EXERCISE TASK:
Can you write out all the lines word for word, with no pictures?

INPUT DATA:
━━━━━━━━

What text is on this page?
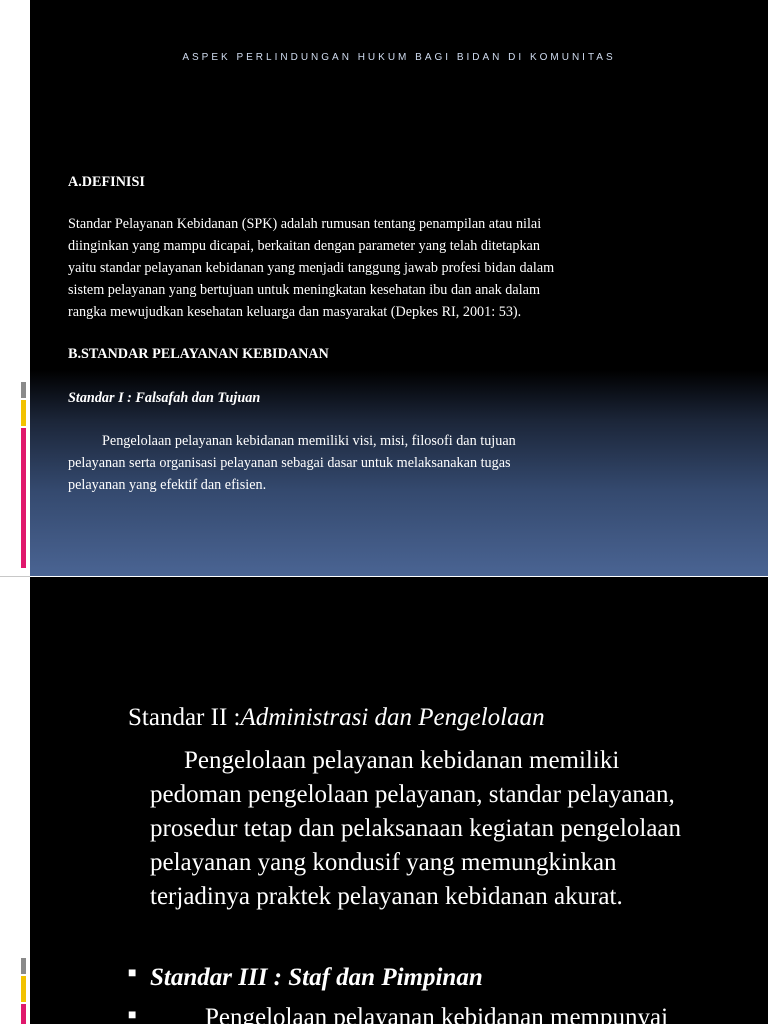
ASPEK PERLINDUNGAN HUKUM BAGI BIDAN DI KOMUNITAS
A.DEFINISI
Standar Pelayanan Kebidanan (SPK) adalah rumusan tentang penampilan atau nilai
diinginkan yang mampu dicapai, berkaitan dengan parameter yang telah ditetapkan
yaitu standar pelayanan kebidanan yang menjadi tanggung jawab profesi bidan dalam
sistem pelayanan yang bertujuan untuk meningkatan kesehatan ibu dan anak dalam
rangka mewujudkan kesehatan keluarga dan masyarakat (Depkes RI, 2001: 53).
B.STANDAR PELAYANAN KEBIDANAN
Standar I : Falsafah dan Tujuan
Pengelolaan pelayanan kebidanan memiliki visi, misi, filosofi dan tujuan
pelayanan serta organisasi pelayanan sebagai dasar untuk melaksanakan tugas
pelayanan yang efektif dan efisien.
Standar II :Administrasi dan Pengelolaan
Pengelolaan pelayanan kebidanan memiliki
pedoman pengelolaan pelayanan, standar pelayanan,
prosedur tetap dan pelaksanaan kegiatan pengelolaan
pelayanan yang kondusif yang memungkinkan
terjadinya praktek pelayanan kebidanan akurat.
■ Standar III : Staf dan Pimpinan
■	Pengelolaan pelayanan kebidanan mempunyai
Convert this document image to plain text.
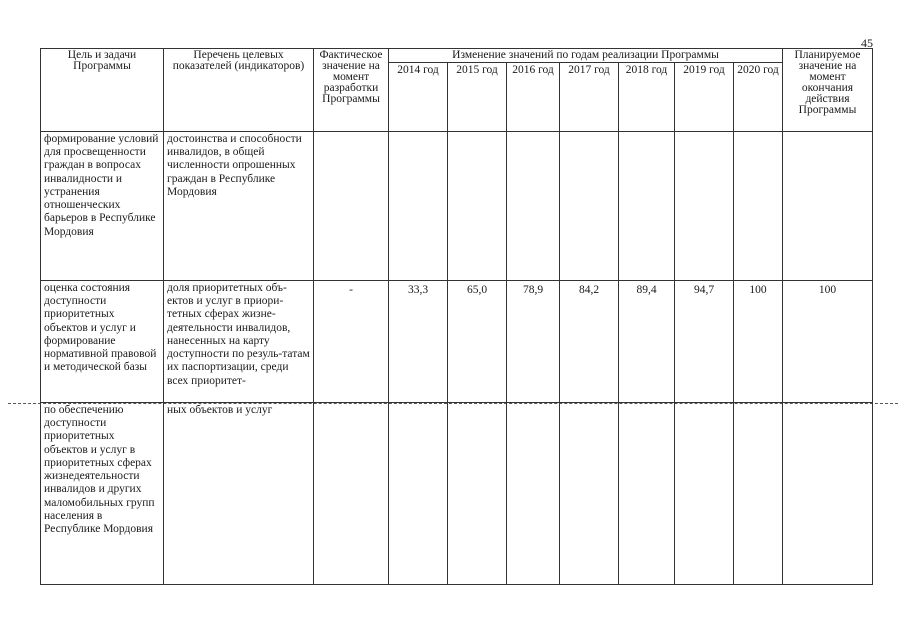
45
Цель и задачи Программы	Перечень целевых показателей (индикаторов)	Фактическое значение на момент разработки Программы	Изменение значений по годам реализации Программы							Планируемое значение на момент окончания действия Программы
			2014 год	2015 год	2016 год	2017 год	2018 год	2019 год	2020 год	
формирование условий для просвещенности граждан в вопросах инвалидности и устранения отношенческих барьеров в Республике Мордовия	достоинства и способности инвалидов, в общей численности опрошенных граждан в Республике Мордовия									
оценка состояния доступности приоритетных объектов и услуг и формирование нормативной правовой и методической базы	доля приоритетных объ-ектов и услуг в приори-тетных сферах жизне-деятельности инвалидов, нанесенных на карту доступности по резуль-татам их паспортизации, среди всех приоритет-	-	33,3	65,0	78,9	84,2	89,4	94,7	100	100
по обеспечению доступности приоритетных объектов и услуг в приоритетных сферах жизнедеятельности инвалидов и других маломобильных групп населения в Республике Мордовия	ных объектов и услуг									
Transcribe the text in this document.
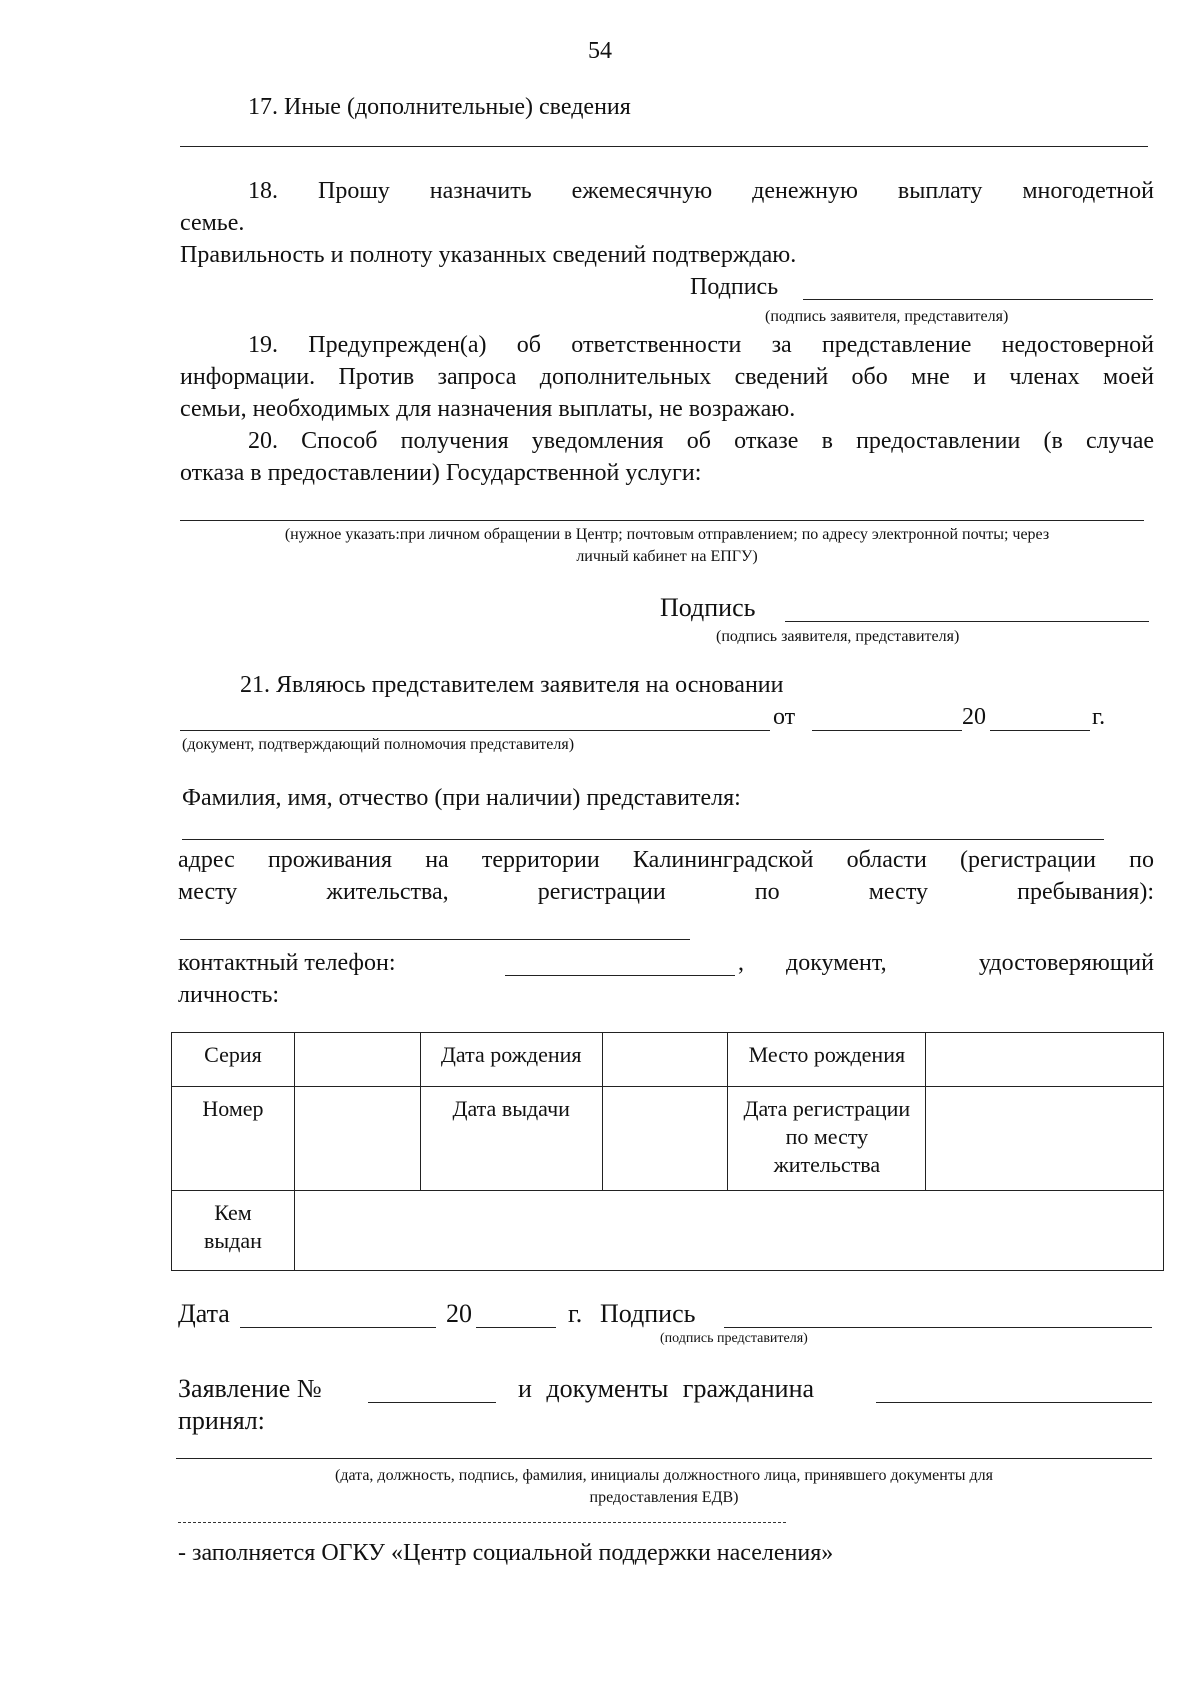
54
17. Иные (дополнительные) сведения
18. Прошу назначить ежемесячную денежную выплату многодетной
семье.
Правильность и полноту указанных сведений подтверждаю.
Подпись
(подпись заявителя, представителя)
19. Предупрежден(а) об ответственности за представление недостоверной
информации. Против запроса дополнительных сведений обо мне и членах моей
семьи, необходимых для назначения выплаты, не возражаю.
20. Способ получения уведомления об отказе в предоставлении (в случае
отказа в предоставлении) Государственной услуги:
(нужное указать:при личном обращении в Центр; почтовым отправлением; по адресу электронной почты; через
личный кабинет на ЕПГУ)
Подпись
(подпись заявителя, представителя)
21. Являюсь представителем заявителя на основании
от	20	г.
(документ, подтверждающий полномочия представителя)
Фамилия, имя, отчество (при наличии) представителя:
адрес проживания на территории Калининградской области (регистрации по
месту жительства, регистрации по месту пребывания):
контактный телефон:	, документ, удостоверяющий
личность:
Серия		Дата рождения		Место рождения	
Номер		Дата выдачи		Дата регистрации по месту жительства	
Кем выдан					
Дата	20	г. Подпись
(подпись представителя)
Заявление №	и документы гражданина
принял:
(дата, должность, подпись, фамилия, инициалы должностного лица, принявшего документы для
предоставления ЕДВ)
- заполняется ОГКУ «Центр социальной поддержки населения»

━━━━━━━━

RESULT FOR THIS EXERCISE:
What text is on this page?
ASPEK PERLINDUNGAN HUKUM BAGI BIDAN DI KOMUNITAS
A.DEFINISI
Standar Pelayanan Kebidanan (SPK) adalah rumusan tentang penampilan atau nilai
diinginkan yang mampu dicapai, berkaitan dengan parameter yang telah ditetapkan
yaitu standar pelayanan kebidanan yang menjadi tanggung jawab profesi bidan dalam
sistem pelayanan yang bertujuan untuk meningkatan kesehatan ibu dan anak dalam
rangka mewujudkan kesehatan keluarga dan masyarakat (Depkes RI, 2001: 53).
B.STANDAR PELAYANAN KEBIDANAN
Standar I : Falsafah dan Tujuan
Pengelolaan pelayanan kebidanan memiliki visi, misi, filosofi dan tujuan
pelayanan serta organisasi pelayanan sebagai dasar untuk melaksanakan tugas
pelayanan yang efektif dan efisien.
Standar II :Administrasi dan Pengelolaan
Pengelolaan pelayanan kebidanan memiliki
pedoman pengelolaan pelayanan, standar pelayanan,
prosedur tetap dan pelaksanaan kegiatan pengelolaan
pelayanan yang kondusif yang memungkinkan
terjadinya praktek pelayanan kebidanan akurat.
■ Standar III : Staf dan Pimpinan
■	Pengelolaan pelayanan kebidanan mempunyai
Convert this document image to plain text.
45
Цель и задачи Программы	Перечень целевых показателей (индикаторов)	Фактическое значение на момент разработки Программы	Изменение значений по годам реализации Программы							Планируемое значение на момент окончания действия Программы
			2014 год	2015 год	2016 год	2017 год	2018 год	2019 год	2020 год	
формирование условий для просвещенности граждан в вопросах инвалидности и устранения отношенческих барьеров в Республике Мордовия	достоинства и способности инвалидов, в общей численности опрошенных граждан в Республике Мордовия									
оценка состояния доступности приоритетных объектов и услуг и формирование нормативной правовой и методической базы	доля приоритетных объ-ектов и услуг в приори-тетных сферах жизне-деятельности инвалидов, нанесенных на карту доступности по резуль-татам их паспортизации, среди всех приоритет-	-	33,3	65,0	78,9	84,2	89,4	94,7	100	100
по обеспечению доступности приоритетных объектов и услуг в приоритетных сферах жизнедеятельности инвалидов и других маломобильных групп населения в Республике Мордовия	ных объектов и услуг									
Transcribe the text in this document.
54
17. Иные (дополнительные) сведения
18. Прошу назначить ежемесячную денежную выплату многодетной
семье.
Правильность и полноту указанных сведений подтверждаю.
Подпись
(подпись заявителя, представителя)
19. Предупрежден(а) об ответственности за представление недостоверной
информации. Против запроса дополнительных сведений обо мне и членах моей
семьи, необходимых для назначения выплаты, не возражаю.
20. Способ получения уведомления об отказе в предоставлении (в случае
отказа в предоставлении) Государственной услуги:
(нужное указать:при личном обращении в Центр; почтовым отправлением; по адресу электронной почты; через
личный кабинет на ЕПГУ)
Подпись
(подпись заявителя, представителя)
21. Являюсь представителем заявителя на основании
от	20	г.
(документ, подтверждающий полномочия представителя)
Фамилия, имя, отчество (при наличии) представителя:
адрес проживания на территории Калининградской области (регистрации по
месту жительства, регистрации по месту пребывания):
контактный телефон:	, документ, удостоверяющий
личность:
Серия		Дата рождения		Место рождения	
Номер		Дата выдачи		Дата регистрации по месту жительства	
Кем выдан					
Дата	20	г. Подпись
(подпись представителя)
Заявление №	и документы гражданина
принял:
(дата, должность, подпись, фамилия, инициалы должностного лица, принявшего документы для
предоставления ЕДВ)
- заполняется ОГКУ «Центр социальной поддержки населения»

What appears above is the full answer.